### TASK GOAL
Begin at the line containing "Give me the" and copy exactly through the last line of the listing, skipping every picture.

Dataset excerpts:
= = = =

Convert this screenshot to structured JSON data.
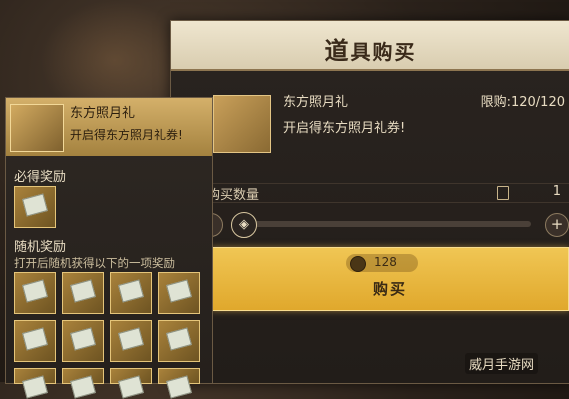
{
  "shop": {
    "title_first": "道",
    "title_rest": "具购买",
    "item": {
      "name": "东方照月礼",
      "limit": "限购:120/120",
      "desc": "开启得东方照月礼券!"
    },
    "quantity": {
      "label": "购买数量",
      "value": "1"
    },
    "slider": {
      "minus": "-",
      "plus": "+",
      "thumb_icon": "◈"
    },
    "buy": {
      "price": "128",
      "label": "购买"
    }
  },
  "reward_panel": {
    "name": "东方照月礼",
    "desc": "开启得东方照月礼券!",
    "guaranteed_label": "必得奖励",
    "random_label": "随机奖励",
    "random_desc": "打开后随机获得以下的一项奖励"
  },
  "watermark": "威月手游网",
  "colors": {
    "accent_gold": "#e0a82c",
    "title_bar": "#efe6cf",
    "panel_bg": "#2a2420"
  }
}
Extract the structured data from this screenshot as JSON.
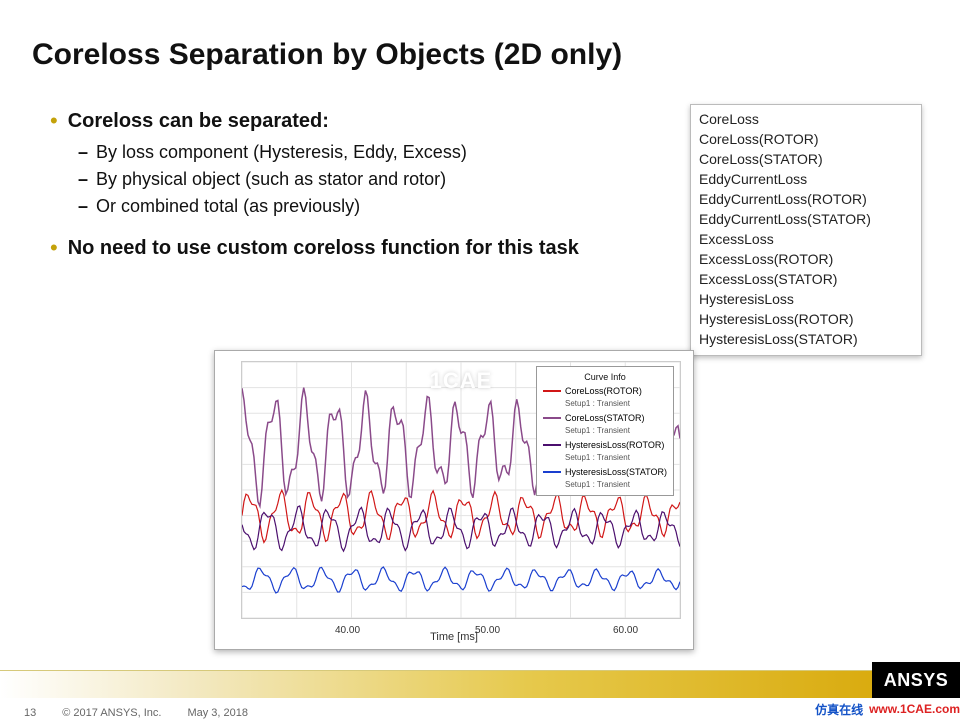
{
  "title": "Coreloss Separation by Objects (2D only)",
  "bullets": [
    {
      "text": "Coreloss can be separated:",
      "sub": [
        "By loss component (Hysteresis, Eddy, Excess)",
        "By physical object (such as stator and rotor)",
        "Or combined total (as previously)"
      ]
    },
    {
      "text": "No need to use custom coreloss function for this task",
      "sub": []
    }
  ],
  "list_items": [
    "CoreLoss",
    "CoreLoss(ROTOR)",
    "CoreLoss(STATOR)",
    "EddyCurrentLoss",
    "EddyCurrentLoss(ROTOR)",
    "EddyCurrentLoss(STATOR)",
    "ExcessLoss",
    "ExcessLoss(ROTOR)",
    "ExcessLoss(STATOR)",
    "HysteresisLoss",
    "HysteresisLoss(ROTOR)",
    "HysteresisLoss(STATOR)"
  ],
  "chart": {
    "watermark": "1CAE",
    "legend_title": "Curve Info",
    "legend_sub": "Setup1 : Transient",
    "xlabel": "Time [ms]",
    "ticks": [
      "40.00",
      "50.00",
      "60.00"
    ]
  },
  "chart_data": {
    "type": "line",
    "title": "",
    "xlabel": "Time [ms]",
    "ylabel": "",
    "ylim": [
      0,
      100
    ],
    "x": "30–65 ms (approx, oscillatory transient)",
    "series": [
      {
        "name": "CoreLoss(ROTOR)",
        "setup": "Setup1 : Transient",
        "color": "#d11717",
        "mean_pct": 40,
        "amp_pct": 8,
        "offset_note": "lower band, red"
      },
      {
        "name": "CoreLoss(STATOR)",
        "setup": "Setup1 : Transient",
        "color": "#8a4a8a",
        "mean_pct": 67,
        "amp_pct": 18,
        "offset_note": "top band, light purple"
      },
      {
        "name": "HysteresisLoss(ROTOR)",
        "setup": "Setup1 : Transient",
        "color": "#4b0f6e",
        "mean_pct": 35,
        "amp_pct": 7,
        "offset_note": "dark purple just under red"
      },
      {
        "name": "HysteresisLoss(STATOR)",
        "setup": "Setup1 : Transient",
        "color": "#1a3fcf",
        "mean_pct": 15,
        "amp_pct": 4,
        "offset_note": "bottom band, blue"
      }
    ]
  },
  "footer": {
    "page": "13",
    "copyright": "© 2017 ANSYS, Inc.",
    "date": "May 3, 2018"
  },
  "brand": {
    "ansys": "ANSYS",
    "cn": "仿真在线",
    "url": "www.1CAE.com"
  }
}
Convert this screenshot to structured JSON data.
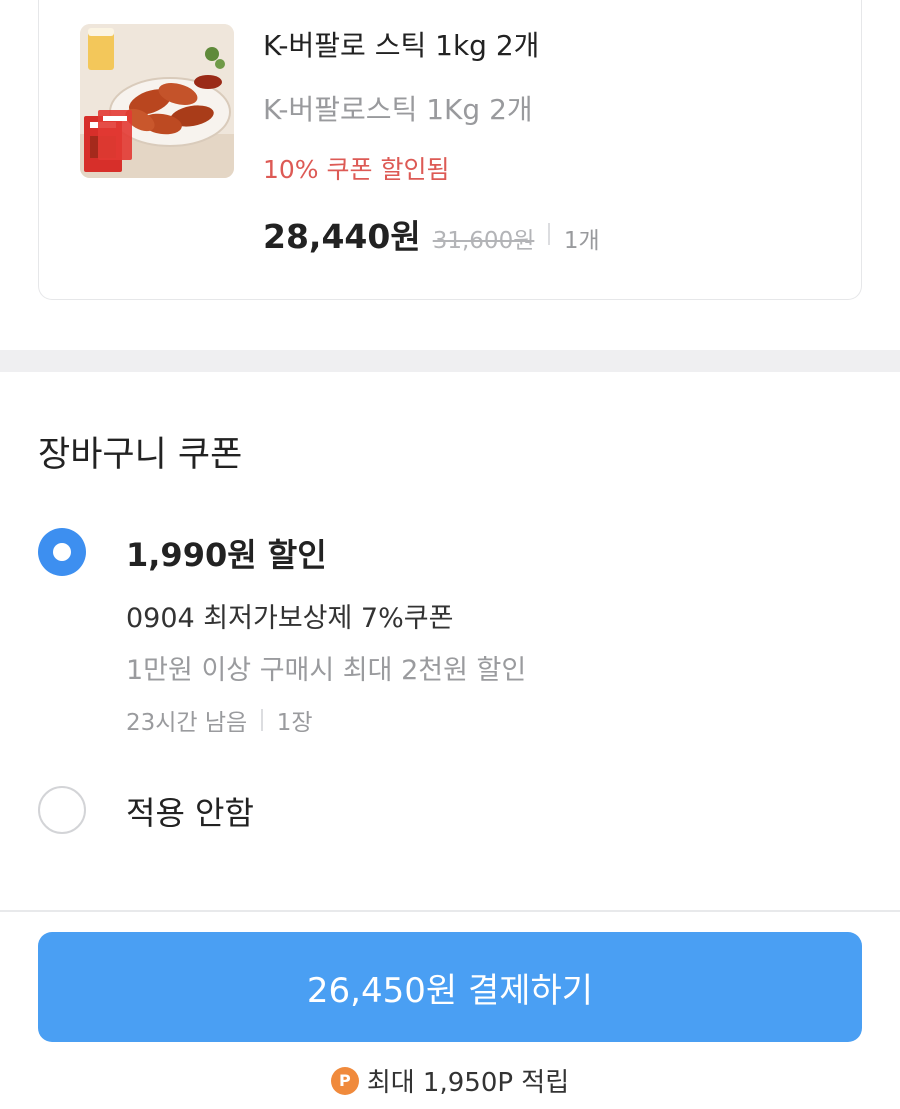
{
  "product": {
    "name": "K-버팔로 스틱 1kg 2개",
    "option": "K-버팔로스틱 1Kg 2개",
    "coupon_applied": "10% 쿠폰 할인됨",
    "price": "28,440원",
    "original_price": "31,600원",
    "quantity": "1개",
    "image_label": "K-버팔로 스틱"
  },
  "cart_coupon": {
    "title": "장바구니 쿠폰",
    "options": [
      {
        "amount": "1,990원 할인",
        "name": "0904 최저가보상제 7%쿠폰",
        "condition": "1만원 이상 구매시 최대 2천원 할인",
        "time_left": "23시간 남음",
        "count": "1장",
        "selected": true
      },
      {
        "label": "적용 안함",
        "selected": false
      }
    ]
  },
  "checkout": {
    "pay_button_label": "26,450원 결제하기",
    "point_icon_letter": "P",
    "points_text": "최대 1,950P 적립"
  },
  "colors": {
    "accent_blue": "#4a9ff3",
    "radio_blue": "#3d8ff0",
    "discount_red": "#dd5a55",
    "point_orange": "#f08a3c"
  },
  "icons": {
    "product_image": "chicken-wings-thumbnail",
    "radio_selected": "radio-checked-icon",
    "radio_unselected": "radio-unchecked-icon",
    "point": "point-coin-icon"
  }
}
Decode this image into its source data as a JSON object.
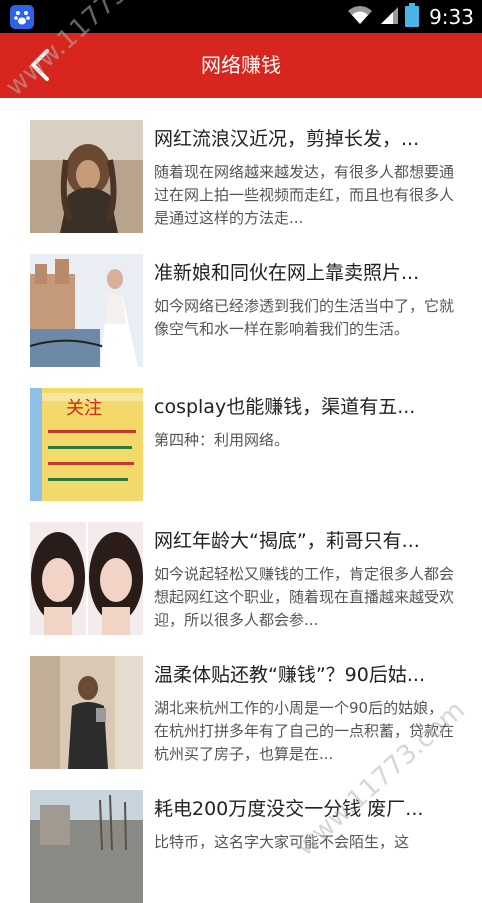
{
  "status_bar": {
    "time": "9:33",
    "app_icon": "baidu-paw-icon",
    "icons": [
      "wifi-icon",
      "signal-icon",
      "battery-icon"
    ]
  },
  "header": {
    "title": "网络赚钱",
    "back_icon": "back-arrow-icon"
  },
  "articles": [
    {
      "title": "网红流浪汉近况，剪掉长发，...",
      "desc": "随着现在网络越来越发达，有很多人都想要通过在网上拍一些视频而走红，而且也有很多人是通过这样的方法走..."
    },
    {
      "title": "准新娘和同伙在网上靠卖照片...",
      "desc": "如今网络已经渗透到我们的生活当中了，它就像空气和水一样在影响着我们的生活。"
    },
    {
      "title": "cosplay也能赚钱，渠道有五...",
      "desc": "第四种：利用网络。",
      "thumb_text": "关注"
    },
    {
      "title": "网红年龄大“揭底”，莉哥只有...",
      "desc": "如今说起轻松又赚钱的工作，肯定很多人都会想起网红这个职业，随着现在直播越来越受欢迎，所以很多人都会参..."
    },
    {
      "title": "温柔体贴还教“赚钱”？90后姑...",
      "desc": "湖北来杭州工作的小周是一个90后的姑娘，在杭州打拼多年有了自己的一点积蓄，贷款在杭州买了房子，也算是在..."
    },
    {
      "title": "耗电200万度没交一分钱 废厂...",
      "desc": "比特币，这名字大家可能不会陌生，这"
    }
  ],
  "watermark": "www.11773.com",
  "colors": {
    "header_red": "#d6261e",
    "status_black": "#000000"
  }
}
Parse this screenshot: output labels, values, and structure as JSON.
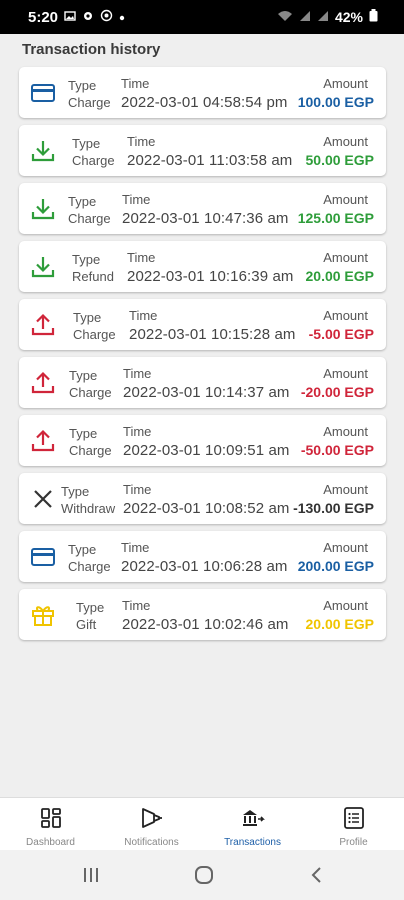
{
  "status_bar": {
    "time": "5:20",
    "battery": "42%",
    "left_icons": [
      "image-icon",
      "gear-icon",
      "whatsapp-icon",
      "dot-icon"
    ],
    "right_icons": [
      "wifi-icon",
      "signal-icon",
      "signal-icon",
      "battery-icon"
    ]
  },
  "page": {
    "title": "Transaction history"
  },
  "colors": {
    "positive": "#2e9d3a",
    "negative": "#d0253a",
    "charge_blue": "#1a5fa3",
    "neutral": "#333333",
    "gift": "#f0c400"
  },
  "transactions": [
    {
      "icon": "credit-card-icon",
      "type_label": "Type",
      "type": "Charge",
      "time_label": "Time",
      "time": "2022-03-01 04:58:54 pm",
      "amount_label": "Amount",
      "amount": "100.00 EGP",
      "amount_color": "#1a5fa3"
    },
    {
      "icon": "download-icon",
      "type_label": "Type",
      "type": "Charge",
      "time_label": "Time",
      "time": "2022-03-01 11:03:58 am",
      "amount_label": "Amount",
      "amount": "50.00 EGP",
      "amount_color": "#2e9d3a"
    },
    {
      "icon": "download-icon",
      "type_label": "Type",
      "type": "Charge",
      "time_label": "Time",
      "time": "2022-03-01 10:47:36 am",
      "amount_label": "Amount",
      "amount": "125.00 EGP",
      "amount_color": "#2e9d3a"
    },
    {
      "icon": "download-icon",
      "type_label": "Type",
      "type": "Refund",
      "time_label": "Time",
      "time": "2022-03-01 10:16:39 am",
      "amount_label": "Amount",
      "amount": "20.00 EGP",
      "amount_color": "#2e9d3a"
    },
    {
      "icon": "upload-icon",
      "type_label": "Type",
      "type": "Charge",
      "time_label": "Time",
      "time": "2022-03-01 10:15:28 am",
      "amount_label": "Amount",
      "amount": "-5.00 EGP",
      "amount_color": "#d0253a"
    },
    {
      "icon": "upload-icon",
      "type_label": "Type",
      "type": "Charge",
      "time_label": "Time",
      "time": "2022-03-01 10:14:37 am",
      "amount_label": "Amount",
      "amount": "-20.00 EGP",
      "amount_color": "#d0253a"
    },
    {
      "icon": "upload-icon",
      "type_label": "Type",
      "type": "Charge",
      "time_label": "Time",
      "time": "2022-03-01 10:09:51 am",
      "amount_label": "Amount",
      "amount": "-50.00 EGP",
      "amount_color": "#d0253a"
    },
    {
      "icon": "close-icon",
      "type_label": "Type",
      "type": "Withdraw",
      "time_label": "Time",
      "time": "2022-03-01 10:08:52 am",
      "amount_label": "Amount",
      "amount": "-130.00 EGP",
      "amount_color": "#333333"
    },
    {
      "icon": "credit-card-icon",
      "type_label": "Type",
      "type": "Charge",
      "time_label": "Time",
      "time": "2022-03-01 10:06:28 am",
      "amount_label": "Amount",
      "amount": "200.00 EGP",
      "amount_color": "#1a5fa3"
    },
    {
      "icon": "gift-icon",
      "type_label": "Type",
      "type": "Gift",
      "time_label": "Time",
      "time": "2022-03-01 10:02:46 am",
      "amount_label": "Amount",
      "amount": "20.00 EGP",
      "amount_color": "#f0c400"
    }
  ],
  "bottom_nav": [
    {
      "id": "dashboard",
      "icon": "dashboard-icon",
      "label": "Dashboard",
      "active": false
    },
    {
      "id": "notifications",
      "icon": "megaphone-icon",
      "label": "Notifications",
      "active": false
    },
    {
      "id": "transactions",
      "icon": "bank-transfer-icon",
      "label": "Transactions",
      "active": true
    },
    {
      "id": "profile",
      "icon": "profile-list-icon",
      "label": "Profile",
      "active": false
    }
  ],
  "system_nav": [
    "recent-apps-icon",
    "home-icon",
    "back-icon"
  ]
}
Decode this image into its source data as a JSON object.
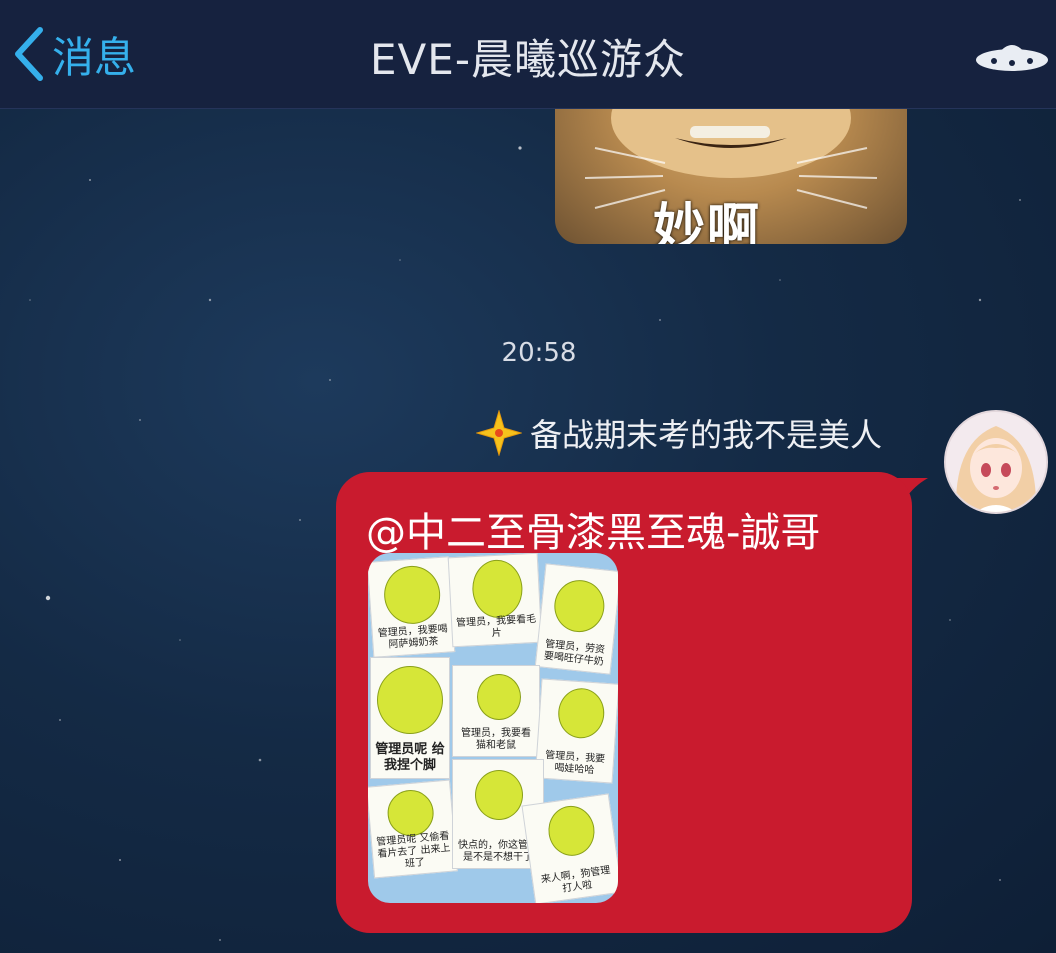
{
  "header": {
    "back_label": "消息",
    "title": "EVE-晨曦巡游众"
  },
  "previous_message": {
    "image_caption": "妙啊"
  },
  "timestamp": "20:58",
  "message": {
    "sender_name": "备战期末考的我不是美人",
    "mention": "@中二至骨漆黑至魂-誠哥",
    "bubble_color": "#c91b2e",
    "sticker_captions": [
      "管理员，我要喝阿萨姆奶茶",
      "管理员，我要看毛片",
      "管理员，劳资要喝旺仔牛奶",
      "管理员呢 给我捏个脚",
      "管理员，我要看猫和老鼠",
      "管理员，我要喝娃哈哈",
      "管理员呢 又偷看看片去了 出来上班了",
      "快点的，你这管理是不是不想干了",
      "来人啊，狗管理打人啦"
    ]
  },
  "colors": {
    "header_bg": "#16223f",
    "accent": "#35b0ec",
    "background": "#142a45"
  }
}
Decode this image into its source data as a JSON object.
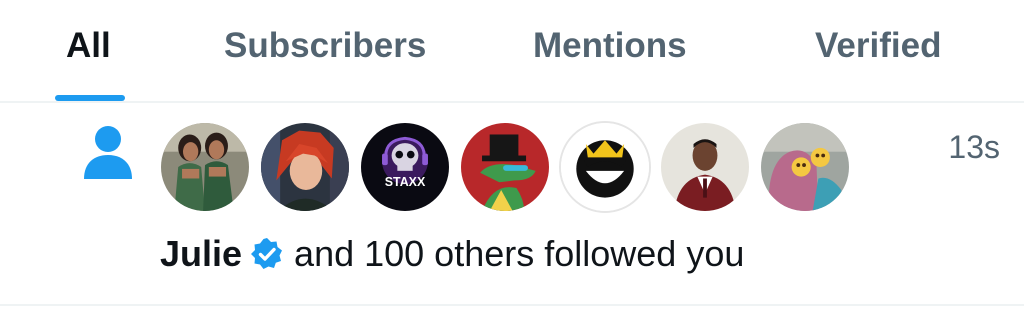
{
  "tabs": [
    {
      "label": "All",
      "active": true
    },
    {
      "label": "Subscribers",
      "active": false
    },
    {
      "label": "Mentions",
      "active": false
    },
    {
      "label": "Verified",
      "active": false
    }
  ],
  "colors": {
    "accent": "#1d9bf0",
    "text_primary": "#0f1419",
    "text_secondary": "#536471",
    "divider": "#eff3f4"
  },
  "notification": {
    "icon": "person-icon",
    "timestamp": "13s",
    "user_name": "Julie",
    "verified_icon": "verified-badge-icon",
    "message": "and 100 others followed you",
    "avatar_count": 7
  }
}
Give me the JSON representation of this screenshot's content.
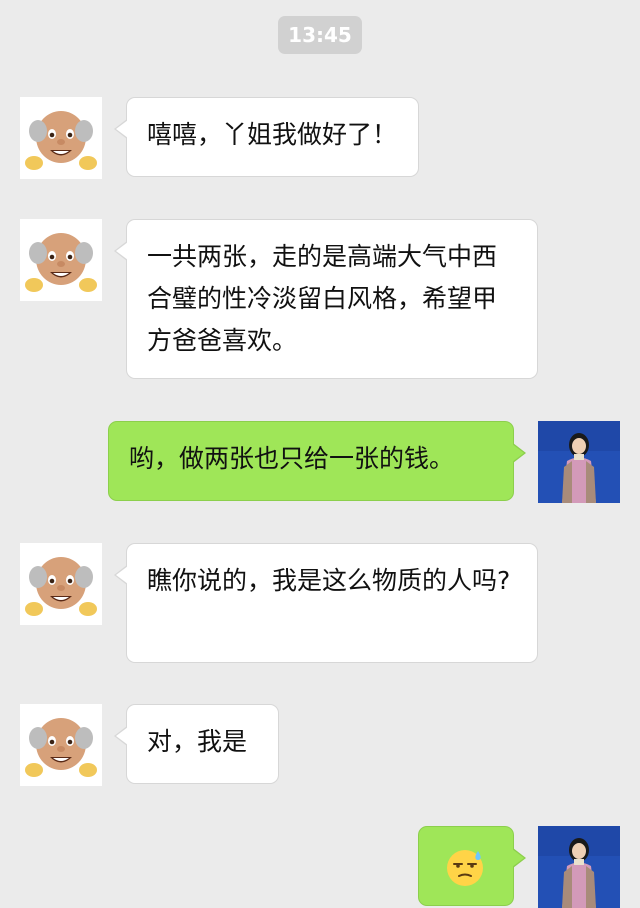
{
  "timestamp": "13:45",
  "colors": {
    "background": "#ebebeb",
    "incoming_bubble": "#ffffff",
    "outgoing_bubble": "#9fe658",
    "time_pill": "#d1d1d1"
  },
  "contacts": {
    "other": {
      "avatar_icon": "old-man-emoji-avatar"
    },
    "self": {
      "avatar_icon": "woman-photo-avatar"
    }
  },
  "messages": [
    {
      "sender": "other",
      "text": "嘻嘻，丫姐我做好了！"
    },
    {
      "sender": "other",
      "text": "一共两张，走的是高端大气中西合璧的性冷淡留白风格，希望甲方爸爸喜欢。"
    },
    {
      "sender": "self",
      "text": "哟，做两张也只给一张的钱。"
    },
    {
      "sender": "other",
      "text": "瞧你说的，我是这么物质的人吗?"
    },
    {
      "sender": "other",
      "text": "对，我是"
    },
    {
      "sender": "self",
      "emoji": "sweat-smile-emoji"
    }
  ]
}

= = = =

### SOLUTION TO THE EXERCISE
Give me the JSON representation of this screenshot's content.
{
  "timestamp": "13:45",
  "colors": {
    "background": "#ebebeb",
    "incoming_bubble": "#ffffff",
    "outgoing_bubble": "#9fe658",
    "time_pill": "#d1d1d1"
  },
  "contacts": {
    "other": {
      "avatar_icon": "old-man-emoji-avatar"
    },
    "self": {
      "avatar_icon": "woman-photo-avatar"
    }
  },
  "messages": [
    {
      "sender": "other",
      "text": "嘻嘻，丫姐我做好了！"
    },
    {
      "sender": "other",
      "text": "一共两张，走的是高端大气中西合璧的性冷淡留白风格，希望甲方爸爸喜欢。"
    },
    {
      "sender": "self",
      "text": "哟，做两张也只给一张的钱。"
    },
    {
      "sender": "other",
      "text": "瞧你说的，我是这么物质的人吗?"
    },
    {
      "sender": "other",
      "text": "对，我是"
    },
    {
      "sender": "self",
      "emoji": "sweat-smile-emoji"
    }
  ]
}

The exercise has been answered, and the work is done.